Document |
__________

Yes, see sysdeps/aarch64/multiarch/memcpy.c:
static inline __typeof (__redirect_memcpy) *
select_memcpy_ifunc (void)
{
INIT_ARCH ();
if (sve && HAVE_AARCH64_SVE_ASM)
{
if (IS_A64FX (midr))
return __memcpy_a64fx;
return __memcpy_sve;
}
if (IS_THUNDERX (midr))
return __memcpy_thunderx;
if (IS_THUNDERX2 (midr) || IS_THUNDERX2PA (midr))
return __memcpy_thunderx2;
if (IS_FALKOR (midr) || IS_PHECDA (midr))
return __memcpy_falkor;
return __memcpy_generic;
}
And the __memcpy_sve implementation actually uses SVE.
If there were a prctl to select the vector width and enable the vector
extension, we'd have to pick a width in glibc anyway. Likewise for any
other libc, the Go runtime, and so on. That's why I think the kernel is
in a better position to handle this.
> AMX is a bit different from SVE and V; SVE/V is/would be used by glibc
> for memcpy and such, where I doubt that AMX would be used there. Then
> again, there's AVX512 which many argue that "turned on by default" was a
> mistake (ABI breakage/power consumption).
I don't think AMX is useful for string operations or the math functions
currently implemented in glibc.
Not everything in AVX-512 has high power consumption on relevant CPUs.
Furthermore, the extra registers that don't need VZEROUPPER help us to
avoid transactions aborts in RTM mode. If we had to enable AVX-512
explicitly in every process, I'm not sure if we would be using it today.
The complicated choices around AVX-512 (and AVX2 for earlier CPUs)
aren't particularly unique. These functions have different trade-offs
(optimizing for single thread/single process usage vs global system
behavior) on other architectures, too.
> There will likely be V support in glibc (str*/mem*). For systems that
> prefer having V "always-on", the UX of requiring all binaries to
> explicitly call prctl() is not great (as Andrew pointed out in earlier
> posts). A V knob based on some system policy in crt0? :-P
It wouldn't be in crt0 (statically linked), it would be in the dynamic
loader. So not quite as bad if policy revisions are required. But
glibc is not the only provider of userspace startup code, so future
tuning of userspace policy will remain complicated.

__________

Source material |
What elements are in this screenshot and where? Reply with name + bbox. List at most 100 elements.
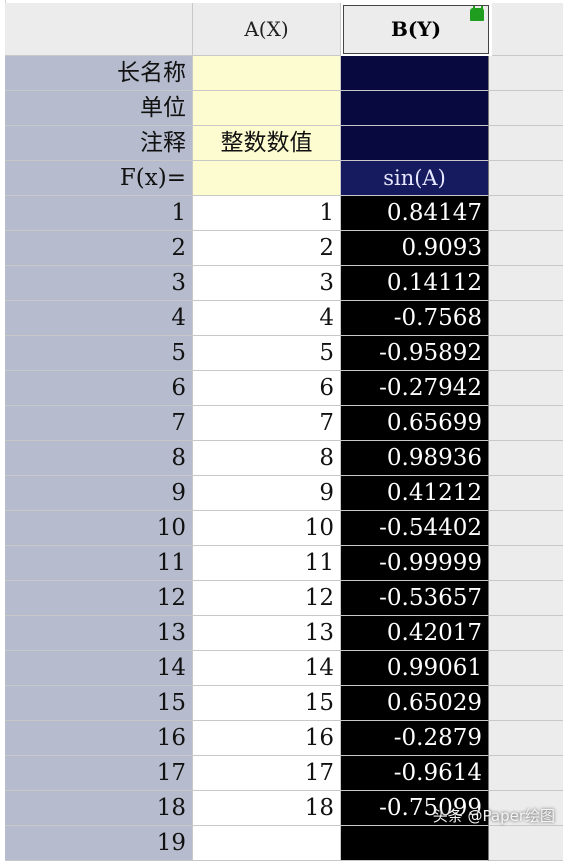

__________

Given instruction 1 |
According to the forum thread on vector extensions, where would a V setting based on system policy go instead of crt0?
Given instruction 2 |
Reproduce the part of the forum thread on vector extensions starting at "If there were" and ending at "to handle this.".
The listing is separate material, unrelated to the forum thread on vector extensions.

Worked answer 1 |
It would go in the dynamic loader.

Worked answer 2 |
If there were a prctl to select the vector width and enable the vector
extension, we'd have to pick a width in glibc anyway. Likewise for any
other libc, the Go runtime, and so on. That's why I think the kernel is
in a better position to handle this.